▸ Instruction
The records that follow are to be repeated without alteration.

——

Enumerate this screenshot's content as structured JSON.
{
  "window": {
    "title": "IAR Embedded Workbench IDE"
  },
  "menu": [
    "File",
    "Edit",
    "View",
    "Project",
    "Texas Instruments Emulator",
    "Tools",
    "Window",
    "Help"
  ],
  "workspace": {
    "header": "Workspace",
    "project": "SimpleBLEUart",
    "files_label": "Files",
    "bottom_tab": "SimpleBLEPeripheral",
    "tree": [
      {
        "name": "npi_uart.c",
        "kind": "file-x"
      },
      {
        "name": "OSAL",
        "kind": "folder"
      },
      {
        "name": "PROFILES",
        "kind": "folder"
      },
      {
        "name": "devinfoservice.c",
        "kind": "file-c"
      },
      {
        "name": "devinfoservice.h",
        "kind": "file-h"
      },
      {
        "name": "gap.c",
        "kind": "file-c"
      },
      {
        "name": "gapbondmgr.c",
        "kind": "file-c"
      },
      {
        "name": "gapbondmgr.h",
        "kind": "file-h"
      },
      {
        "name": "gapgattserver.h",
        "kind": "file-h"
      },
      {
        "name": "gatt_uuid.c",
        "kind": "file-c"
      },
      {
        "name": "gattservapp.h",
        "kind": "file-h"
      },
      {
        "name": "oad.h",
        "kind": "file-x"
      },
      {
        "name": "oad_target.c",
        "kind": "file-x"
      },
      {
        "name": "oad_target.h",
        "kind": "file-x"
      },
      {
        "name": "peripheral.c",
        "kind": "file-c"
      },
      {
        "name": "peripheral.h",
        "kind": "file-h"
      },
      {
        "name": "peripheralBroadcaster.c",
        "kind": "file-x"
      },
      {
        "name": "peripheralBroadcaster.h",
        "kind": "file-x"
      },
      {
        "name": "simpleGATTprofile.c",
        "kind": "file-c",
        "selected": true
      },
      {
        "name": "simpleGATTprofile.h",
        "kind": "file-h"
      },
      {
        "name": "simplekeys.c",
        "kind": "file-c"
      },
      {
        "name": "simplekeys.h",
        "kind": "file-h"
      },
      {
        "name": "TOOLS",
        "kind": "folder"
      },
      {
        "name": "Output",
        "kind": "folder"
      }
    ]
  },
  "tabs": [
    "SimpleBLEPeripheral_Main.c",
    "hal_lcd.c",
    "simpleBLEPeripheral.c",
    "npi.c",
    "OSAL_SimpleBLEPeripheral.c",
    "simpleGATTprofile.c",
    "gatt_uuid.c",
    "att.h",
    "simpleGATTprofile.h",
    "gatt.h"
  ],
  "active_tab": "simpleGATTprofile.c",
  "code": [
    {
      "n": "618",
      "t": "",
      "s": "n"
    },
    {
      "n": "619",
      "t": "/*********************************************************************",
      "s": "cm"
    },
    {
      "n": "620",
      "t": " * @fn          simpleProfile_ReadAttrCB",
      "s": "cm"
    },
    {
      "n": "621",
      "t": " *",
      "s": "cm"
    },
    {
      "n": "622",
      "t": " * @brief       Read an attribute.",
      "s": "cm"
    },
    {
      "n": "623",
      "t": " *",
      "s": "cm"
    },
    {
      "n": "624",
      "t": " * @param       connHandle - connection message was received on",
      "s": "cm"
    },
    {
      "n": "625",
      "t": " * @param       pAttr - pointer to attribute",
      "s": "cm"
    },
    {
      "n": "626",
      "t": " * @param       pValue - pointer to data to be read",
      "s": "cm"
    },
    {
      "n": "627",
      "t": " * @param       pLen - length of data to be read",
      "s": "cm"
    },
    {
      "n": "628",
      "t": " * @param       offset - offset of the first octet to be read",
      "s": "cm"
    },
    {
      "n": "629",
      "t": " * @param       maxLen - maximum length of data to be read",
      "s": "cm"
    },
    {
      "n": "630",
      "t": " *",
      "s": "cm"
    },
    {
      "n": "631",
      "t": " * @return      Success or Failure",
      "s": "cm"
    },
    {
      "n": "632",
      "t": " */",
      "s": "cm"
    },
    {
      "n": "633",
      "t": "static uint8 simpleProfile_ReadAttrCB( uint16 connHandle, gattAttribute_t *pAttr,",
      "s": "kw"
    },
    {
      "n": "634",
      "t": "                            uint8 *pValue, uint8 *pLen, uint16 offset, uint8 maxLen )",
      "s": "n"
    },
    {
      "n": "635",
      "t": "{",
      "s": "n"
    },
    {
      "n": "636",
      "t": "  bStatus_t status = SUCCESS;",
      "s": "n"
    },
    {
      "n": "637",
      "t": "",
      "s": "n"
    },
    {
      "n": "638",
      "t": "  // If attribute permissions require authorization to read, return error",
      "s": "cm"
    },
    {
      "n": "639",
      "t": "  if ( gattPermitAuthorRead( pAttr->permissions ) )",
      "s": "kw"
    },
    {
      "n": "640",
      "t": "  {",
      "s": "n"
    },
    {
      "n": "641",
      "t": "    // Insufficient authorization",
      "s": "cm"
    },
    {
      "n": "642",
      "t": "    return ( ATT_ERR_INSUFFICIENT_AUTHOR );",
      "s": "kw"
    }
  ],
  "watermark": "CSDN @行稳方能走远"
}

——

▸ Written response
Enumerate this screenshot's content as structured JSON.
{
  "window": {
    "title": "IAR Embedded Workbench IDE"
  },
  "menu": [
    "File",
    "Edit",
    "View",
    "Project",
    "Texas Instruments Emulator",
    "Tools",
    "Window",
    "Help"
  ],
  "workspace": {
    "header": "Workspace",
    "project": "SimpleBLEUart",
    "files_label": "Files",
    "bottom_tab": "SimpleBLEPeripheral",
    "tree": [
      {
        "name": "npi_uart.c",
        "kind": "file-x"
      },
      {
        "name": "OSAL",
        "kind": "folder"
      },
      {
        "name": "PROFILES",
        "kind": "folder"
      },
      {
        "name": "devinfoservice.c",
        "kind": "file-c"
      },
      {
        "name": "devinfoservice.h",
        "kind": "file-h"
      },
      {
        "name": "gap.c",
        "kind": "file-c"
      },
      {
        "name": "gapbondmgr.c",
        "kind": "file-c"
      },
      {
        "name": "gapbondmgr.h",
        "kind": "file-h"
      },
      {
        "name": "gapgattserver.h",
        "kind": "file-h"
      },
      {
        "name": "gatt_uuid.c",
        "kind": "file-c"
      },
      {
        "name": "gattservapp.h",
        "kind": "file-h"
      },
      {
        "name": "oad.h",
        "kind": "file-x"
      },
      {
        "name": "oad_target.c",
        "kind": "file-x"
      },
      {
        "name": "oad_target.h",
        "kind": "file-x"
      },
      {
        "name": "peripheral.c",
        "kind": "file-c"
      },
      {
        "name": "peripheral.h",
        "kind": "file-h"
      },
      {
        "name": "peripheralBroadcaster.c",
        "kind": "file-x"
      },
      {
        "name": "peripheralBroadcaster.h",
        "kind": "file-x"
      },
      {
        "name": "simpleGATTprofile.c",
        "kind": "file-c",
        "selected": true
      },
      {
        "name": "simpleGATTprofile.h",
        "kind": "file-h"
      },
      {
        "name": "simplekeys.c",
        "kind": "file-c"
      },
      {
        "name": "simplekeys.h",
        "kind": "file-h"
      },
      {
        "name": "TOOLS",
        "kind": "folder"
      },
      {
        "name": "Output",
        "kind": "folder"
      }
    ]
  },
  "tabs": [
    "SimpleBLEPeripheral_Main.c",
    "hal_lcd.c",
    "simpleBLEPeripheral.c",
    "npi.c",
    "OSAL_SimpleBLEPeripheral.c",
    "simpleGATTprofile.c",
    "gatt_uuid.c",
    "att.h",
    "simpleGATTprofile.h",
    "gatt.h"
  ],
  "active_tab": "simpleGATTprofile.c",
  "code": [
    {
      "n": "618",
      "t": "",
      "s": "n"
    },
    {
      "n": "619",
      "t": "/*********************************************************************",
      "s": "cm"
    },
    {
      "n": "620",
      "t": " * @fn          simpleProfile_ReadAttrCB",
      "s": "cm"
    },
    {
      "n": "621",
      "t": " *",
      "s": "cm"
    },
    {
      "n": "622",
      "t": " * @brief       Read an attribute.",
      "s": "cm"
    },
    {
      "n": "623",
      "t": " *",
      "s": "cm"
    },
    {
      "n": "624",
      "t": " * @param       connHandle - connection message was received on",
      "s": "cm"
    },
    {
      "n": "625",
      "t": " * @param       pAttr - pointer to attribute",
      "s": "cm"
    },
    {
      "n": "626",
      "t": " * @param       pValue - pointer to data to be read",
      "s": "cm"
    },
    {
      "n": "627",
      "t": " * @param       pLen - length of data to be read",
      "s": "cm"
    },
    {
      "n": "628",
      "t": " * @param       offset - offset of the first octet to be read",
      "s": "cm"
    },
    {
      "n": "629",
      "t": " * @param       maxLen - maximum length of data to be read",
      "s": "cm"
    },
    {
      "n": "630",
      "t": " *",
      "s": "cm"
    },
    {
      "n": "631",
      "t": " * @return      Success or Failure",
      "s": "cm"
    },
    {
      "n": "632",
      "t": " */",
      "s": "cm"
    },
    {
      "n": "633",
      "t": "static uint8 simpleProfile_ReadAttrCB( uint16 connHandle, gattAttribute_t *pAttr,",
      "s": "kw"
    },
    {
      "n": "634",
      "t": "                            uint8 *pValue, uint8 *pLen, uint16 offset, uint8 maxLen )",
      "s": "n"
    },
    {
      "n": "635",
      "t": "{",
      "s": "n"
    },
    {
      "n": "636",
      "t": "  bStatus_t status = SUCCESS;",
      "s": "n"
    },
    {
      "n": "637",
      "t": "",
      "s": "n"
    },
    {
      "n": "638",
      "t": "  // If attribute permissions require authorization to read, return error",
      "s": "cm"
    },
    {
      "n": "639",
      "t": "  if ( gattPermitAuthorRead( pAttr->permissions ) )",
      "s": "kw"
    },
    {
      "n": "640",
      "t": "  {",
      "s": "n"
    },
    {
      "n": "641",
      "t": "    // Insufficient authorization",
      "s": "cm"
    },
    {
      "n": "642",
      "t": "    return ( ATT_ERR_INSUFFICIENT_AUTHOR );",
      "s": "kw"
    }
  ],
  "watermark": "CSDN @行稳方能走远"
}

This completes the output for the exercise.